__INSTRUCTIONS TO FOLLOW__. In the listing below, find every line with the string "global" and pull it out.

### DATA ###

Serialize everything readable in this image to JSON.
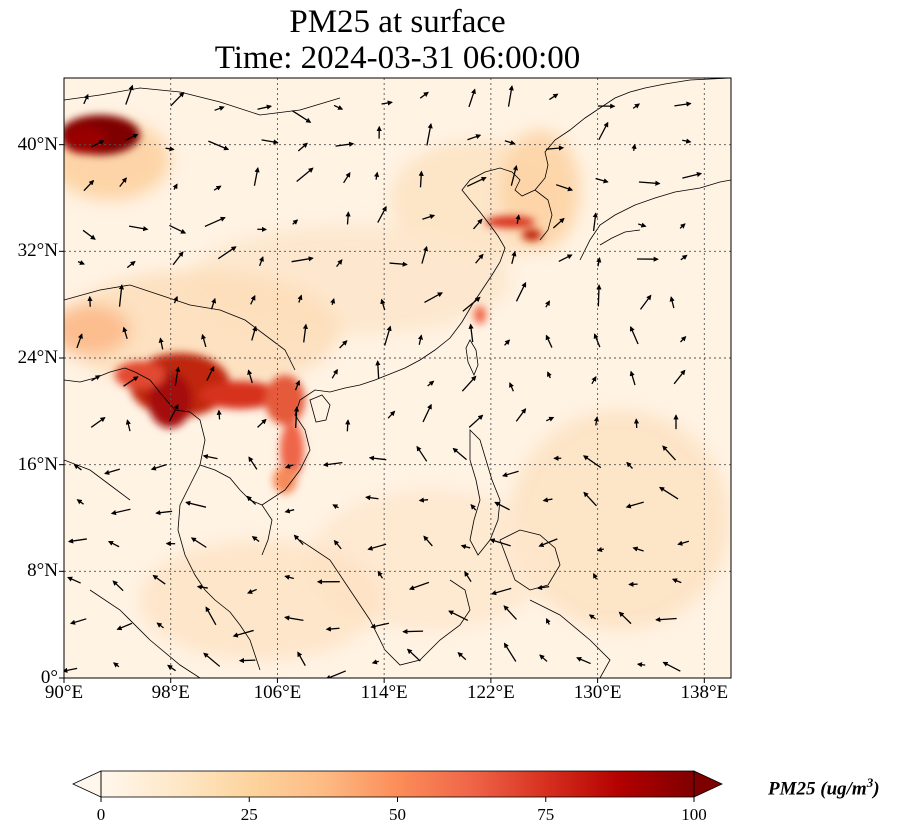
{
  "figure": {
    "title_line1": "PM25 at surface",
    "title_line2": "Time: 2024-03-31 06:00:00"
  },
  "map": {
    "variable": "PM25",
    "extent": {
      "lon": [
        90,
        140
      ],
      "lat": [
        0,
        45
      ]
    },
    "gridlines": "dotted",
    "lat_ticks": [
      {
        "value": 40,
        "label": "40°N"
      },
      {
        "value": 32,
        "label": "32°N"
      },
      {
        "value": 24,
        "label": "24°N"
      },
      {
        "value": 16,
        "label": "16°N"
      },
      {
        "value": 8,
        "label": "8°N"
      },
      {
        "value": 0,
        "label": "0°"
      }
    ],
    "lon_ticks": [
      {
        "value": 90,
        "label": "90°E"
      },
      {
        "value": 98,
        "label": "98°E"
      },
      {
        "value": 106,
        "label": "106°E"
      },
      {
        "value": 114,
        "label": "114°E"
      },
      {
        "value": 122,
        "label": "122°E"
      },
      {
        "value": 130,
        "label": "130°E"
      },
      {
        "value": 138,
        "label": "138°E"
      }
    ],
    "overlay": "wind vectors (arrows)",
    "high_concentration_regions": [
      {
        "name": "northwest corner",
        "lon": 92,
        "lat": 41,
        "level": 100
      },
      {
        "name": "Myanmar / northern Thailand / Laos",
        "lon": 100,
        "lat": 21,
        "level": 85
      },
      {
        "name": "northern Vietnam",
        "lon": 107,
        "lat": 20,
        "level": 65
      },
      {
        "name": "Shandong coast",
        "lon": 123,
        "lat": 34,
        "level": 70
      },
      {
        "name": "Taiwan Strait",
        "lon": 120.5,
        "lat": 27,
        "level": 60
      }
    ]
  },
  "colorbar": {
    "colormap": "OrRd",
    "colors": [
      "#fff7ec",
      "#fee8c8",
      "#fdd49e",
      "#fdbb84",
      "#fc8d59",
      "#ef6548",
      "#d7301f",
      "#b30000",
      "#7f0000"
    ],
    "min": 0,
    "max": 100,
    "extend": "both",
    "ticks": [
      "0",
      "25",
      "50",
      "75",
      "100"
    ],
    "label": "PM25 (ug/m",
    "label_sup": "3",
    "label_close": ")"
  }
}
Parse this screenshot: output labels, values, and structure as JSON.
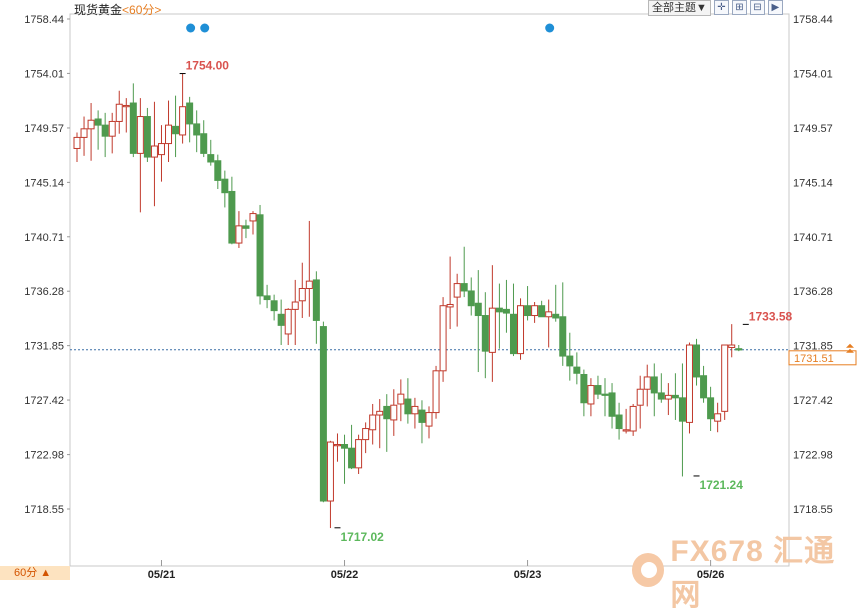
{
  "header": {
    "instrument": "现货黄金",
    "period": "<60分>",
    "theme_button": "全部主题▼",
    "period_selector": "60分 ▲"
  },
  "toolbar_icons": [
    "crosshair-icon",
    "zoom-in-icon",
    "zoom-out-icon",
    "forward-icon"
  ],
  "watermark": {
    "brand": "FX678",
    "cn": "汇通网"
  },
  "chart_data": {
    "type": "candlestick",
    "title": "现货黄金 <60分>",
    "ylim": [
      1716.0,
      1759.6
    ],
    "y_ticks": [
      "1758.44",
      "1754.01",
      "1749.57",
      "1745.14",
      "1740.71",
      "1736.28",
      "1731.85",
      "1727.42",
      "1722.98",
      "1718.55"
    ],
    "x_labels": [
      {
        "label": "05/21",
        "index": 12
      },
      {
        "label": "05/22",
        "index": 38
      },
      {
        "label": "05/23",
        "index": 64
      },
      {
        "label": "05/26",
        "index": 90
      }
    ],
    "current_price": "1731.51",
    "current_price_line": 1731.51,
    "annotations": [
      {
        "text": "1754.00",
        "index": 15,
        "value": 1754.0,
        "kind": "high"
      },
      {
        "text": "1717.02",
        "index": 37,
        "value": 1717.02,
        "kind": "low"
      },
      {
        "text": "1733.58",
        "index": 95,
        "value": 1733.58,
        "kind": "high"
      },
      {
        "text": "1721.24",
        "index": 88,
        "value": 1721.24,
        "kind": "low"
      }
    ],
    "event_markers": [
      16,
      18,
      67
    ],
    "up_color": "#c0392b",
    "down_color": "#4e9a4e",
    "candles": [
      [
        1747.9,
        1749.2,
        1746.8,
        1748.8
      ],
      [
        1748.8,
        1750.5,
        1747.3,
        1749.5
      ],
      [
        1749.5,
        1751.6,
        1746.9,
        1750.2
      ],
      [
        1750.3,
        1751.0,
        1747.8,
        1749.8
      ],
      [
        1749.8,
        1750.8,
        1747.2,
        1748.9
      ],
      [
        1748.9,
        1750.8,
        1747.5,
        1750.1
      ],
      [
        1750.1,
        1752.6,
        1749.1,
        1751.5
      ],
      [
        1751.3,
        1752.0,
        1749.2,
        1751.4
      ],
      [
        1751.6,
        1753.2,
        1747.2,
        1747.5
      ],
      [
        1747.5,
        1752.0,
        1742.7,
        1750.5
      ],
      [
        1750.5,
        1751.2,
        1746.8,
        1747.2
      ],
      [
        1747.2,
        1751.7,
        1743.2,
        1748.1
      ],
      [
        1747.4,
        1749.8,
        1745.2,
        1748.3
      ],
      [
        1748.3,
        1751.8,
        1746.8,
        1749.8
      ],
      [
        1749.7,
        1752.2,
        1747.2,
        1749.1
      ],
      [
        1749.0,
        1754.0,
        1748.3,
        1751.3
      ],
      [
        1751.6,
        1752.1,
        1748.4,
        1749.9
      ],
      [
        1749.9,
        1751.0,
        1747.6,
        1749.0
      ],
      [
        1749.1,
        1750.2,
        1747.2,
        1747.5
      ],
      [
        1747.4,
        1748.6,
        1746.5,
        1746.8
      ],
      [
        1746.9,
        1747.4,
        1744.6,
        1745.3
      ],
      [
        1745.4,
        1746.1,
        1743.1,
        1744.3
      ],
      [
        1744.4,
        1745.6,
        1740.1,
        1740.2
      ],
      [
        1740.2,
        1742.8,
        1739.8,
        1741.6
      ],
      [
        1741.6,
        1742.1,
        1740.6,
        1741.4
      ],
      [
        1742.0,
        1742.8,
        1740.9,
        1742.6
      ],
      [
        1742.5,
        1743.3,
        1735.2,
        1735.9
      ],
      [
        1735.9,
        1736.8,
        1734.9,
        1735.6
      ],
      [
        1735.5,
        1736.0,
        1733.9,
        1734.7
      ],
      [
        1734.4,
        1735.6,
        1731.9,
        1733.5
      ],
      [
        1732.8,
        1734.9,
        1731.9,
        1734.8
      ],
      [
        1734.8,
        1737.2,
        1731.9,
        1735.4
      ],
      [
        1735.5,
        1738.6,
        1734.1,
        1736.5
      ],
      [
        1736.5,
        1742.0,
        1734.2,
        1737.1
      ],
      [
        1737.2,
        1737.9,
        1732.0,
        1733.9
      ],
      [
        1733.4,
        1733.8,
        1719.1,
        1719.2
      ],
      [
        1719.2,
        1724.1,
        1717.0,
        1724.0
      ],
      [
        1723.7,
        1724.7,
        1722.4,
        1723.8
      ],
      [
        1723.8,
        1724.6,
        1720.6,
        1723.5
      ],
      [
        1723.5,
        1725.4,
        1721.8,
        1721.9
      ],
      [
        1721.9,
        1724.6,
        1721.4,
        1724.2
      ],
      [
        1724.2,
        1725.6,
        1723.1,
        1725.1
      ],
      [
        1725.0,
        1727.1,
        1723.8,
        1726.2
      ],
      [
        1726.2,
        1727.5,
        1723.5,
        1726.5
      ],
      [
        1726.9,
        1727.9,
        1723.2,
        1725.9
      ],
      [
        1725.8,
        1728.3,
        1724.5,
        1727.0
      ],
      [
        1727.1,
        1729.1,
        1725.7,
        1727.9
      ],
      [
        1727.5,
        1729.2,
        1725.5,
        1726.3
      ],
      [
        1726.3,
        1727.6,
        1725.1,
        1726.9
      ],
      [
        1726.6,
        1727.4,
        1723.9,
        1725.6
      ],
      [
        1725.3,
        1726.9,
        1724.3,
        1726.4
      ],
      [
        1726.4,
        1730.2,
        1725.9,
        1729.8
      ],
      [
        1729.8,
        1735.8,
        1728.9,
        1735.1
      ],
      [
        1735.0,
        1739.1,
        1733.2,
        1735.2
      ],
      [
        1735.8,
        1737.7,
        1733.4,
        1736.9
      ],
      [
        1736.9,
        1739.9,
        1735.8,
        1736.3
      ],
      [
        1736.3,
        1737.4,
        1734.3,
        1735.1
      ],
      [
        1735.3,
        1738.0,
        1729.7,
        1734.3
      ],
      [
        1734.3,
        1736.2,
        1729.2,
        1731.4
      ],
      [
        1731.3,
        1738.4,
        1728.9,
        1734.9
      ],
      [
        1734.9,
        1736.9,
        1731.6,
        1734.6
      ],
      [
        1734.8,
        1737.2,
        1732.9,
        1734.5
      ],
      [
        1734.4,
        1736.9,
        1731.0,
        1731.2
      ],
      [
        1731.2,
        1735.7,
        1730.7,
        1735.1
      ],
      [
        1735.1,
        1736.7,
        1733.9,
        1734.3
      ],
      [
        1734.3,
        1735.4,
        1733.7,
        1735.1
      ],
      [
        1735.1,
        1735.5,
        1734.5,
        1734.2
      ],
      [
        1734.2,
        1735.6,
        1731.7,
        1734.6
      ],
      [
        1734.4,
        1736.8,
        1733.8,
        1734.1
      ],
      [
        1734.2,
        1737.0,
        1730.2,
        1731.0
      ],
      [
        1731.0,
        1732.9,
        1729.0,
        1730.2
      ],
      [
        1730.1,
        1731.3,
        1728.7,
        1729.6
      ],
      [
        1729.5,
        1729.9,
        1726.1,
        1727.2
      ],
      [
        1727.1,
        1729.2,
        1726.1,
        1728.6
      ],
      [
        1728.6,
        1729.4,
        1727.5,
        1727.9
      ],
      [
        1727.9,
        1729.2,
        1726.1,
        1727.8
      ],
      [
        1728.0,
        1728.8,
        1725.1,
        1726.1
      ],
      [
        1726.2,
        1727.2,
        1724.2,
        1725.1
      ],
      [
        1724.9,
        1726.7,
        1724.7,
        1725.0
      ],
      [
        1724.9,
        1727.1,
        1724.5,
        1726.9
      ],
      [
        1727.0,
        1729.4,
        1725.1,
        1728.3
      ],
      [
        1728.3,
        1730.3,
        1726.9,
        1729.3
      ],
      [
        1729.3,
        1730.4,
        1726.1,
        1728.0
      ],
      [
        1728.0,
        1729.6,
        1727.2,
        1727.5
      ],
      [
        1727.5,
        1728.8,
        1726.2,
        1727.8
      ],
      [
        1727.8,
        1729.6,
        1725.8,
        1727.6
      ],
      [
        1727.6,
        1730.4,
        1721.2,
        1725.7
      ],
      [
        1725.6,
        1732.1,
        1724.7,
        1731.9
      ],
      [
        1731.9,
        1732.4,
        1728.6,
        1729.3
      ],
      [
        1729.4,
        1730.2,
        1727.2,
        1727.6
      ],
      [
        1727.6,
        1728.5,
        1724.9,
        1725.9
      ],
      [
        1725.7,
        1727.2,
        1724.8,
        1726.3
      ],
      [
        1726.5,
        1731.9,
        1725.8,
        1731.9
      ],
      [
        1731.7,
        1733.6,
        1730.9,
        1731.9
      ],
      [
        1731.6,
        1731.9,
        1731.4,
        1731.5
      ]
    ]
  }
}
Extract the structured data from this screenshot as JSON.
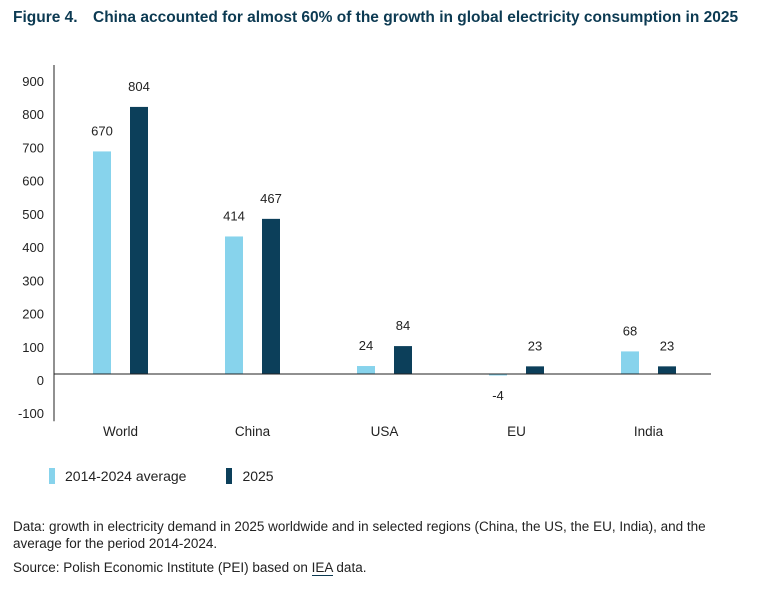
{
  "figure": {
    "number_label": "Figure 4.",
    "title": "China accounted for almost 60% of the growth in global electricity consumption in 2025"
  },
  "legend": [
    {
      "label": "2014-2024 average",
      "color": "#87d3ec"
    },
    {
      "label": "2025",
      "color": "#0c3f5a"
    }
  ],
  "footnote": {
    "data_note": "Data: growth in electricity demand in 2025 worldwide and in selected regions (China, the US, the EU, India), and the average for the period 2014-2024.",
    "source_prefix": "Source: Polish Economic Institute (PEI) based on ",
    "source_link": "IEA",
    "source_suffix": " data."
  },
  "chart_data": {
    "type": "bar",
    "title": "China accounted for almost 60% of the growth in global electricity consumption in 2025",
    "xlabel": "",
    "ylabel": "",
    "categories": [
      "World",
      "China",
      "USA",
      "EU",
      "India"
    ],
    "series": [
      {
        "name": "2014-2024 average",
        "color": "#87d3ec",
        "values": [
          670,
          414,
          24,
          -4,
          68
        ]
      },
      {
        "name": "2025",
        "color": "#0c3f5a",
        "values": [
          804,
          467,
          84,
          23,
          23
        ]
      }
    ],
    "ylim": [
      -100,
      900
    ],
    "yticks": [
      900,
      800,
      700,
      600,
      500,
      400,
      300,
      200,
      100,
      0,
      -100
    ],
    "grid": false,
    "legend_position": "bottom-left"
  }
}
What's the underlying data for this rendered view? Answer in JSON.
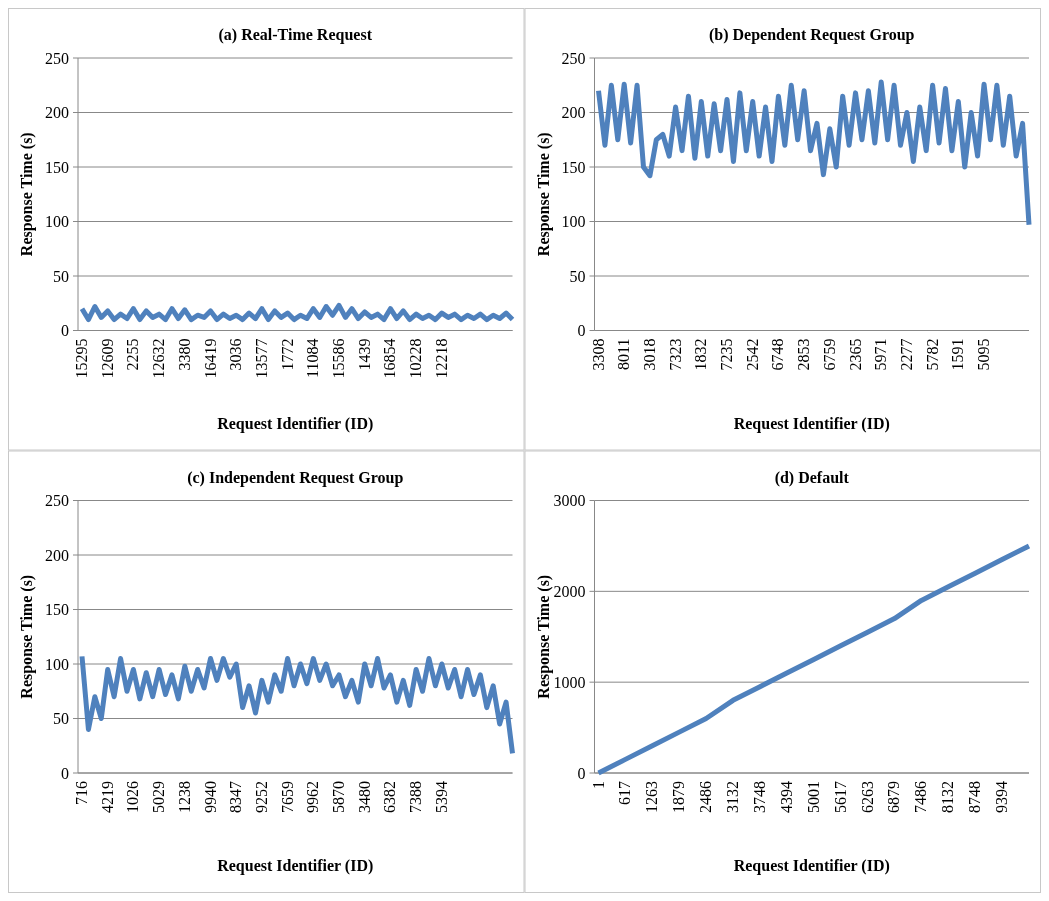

###

__COMPLETE RESPONSE__.
    "title": "China accounted for almost 60% of the growth in global electricity consumption in 2025"
    "title": "China accounted for almost 60% of the growth in global electricity consumption in 2025",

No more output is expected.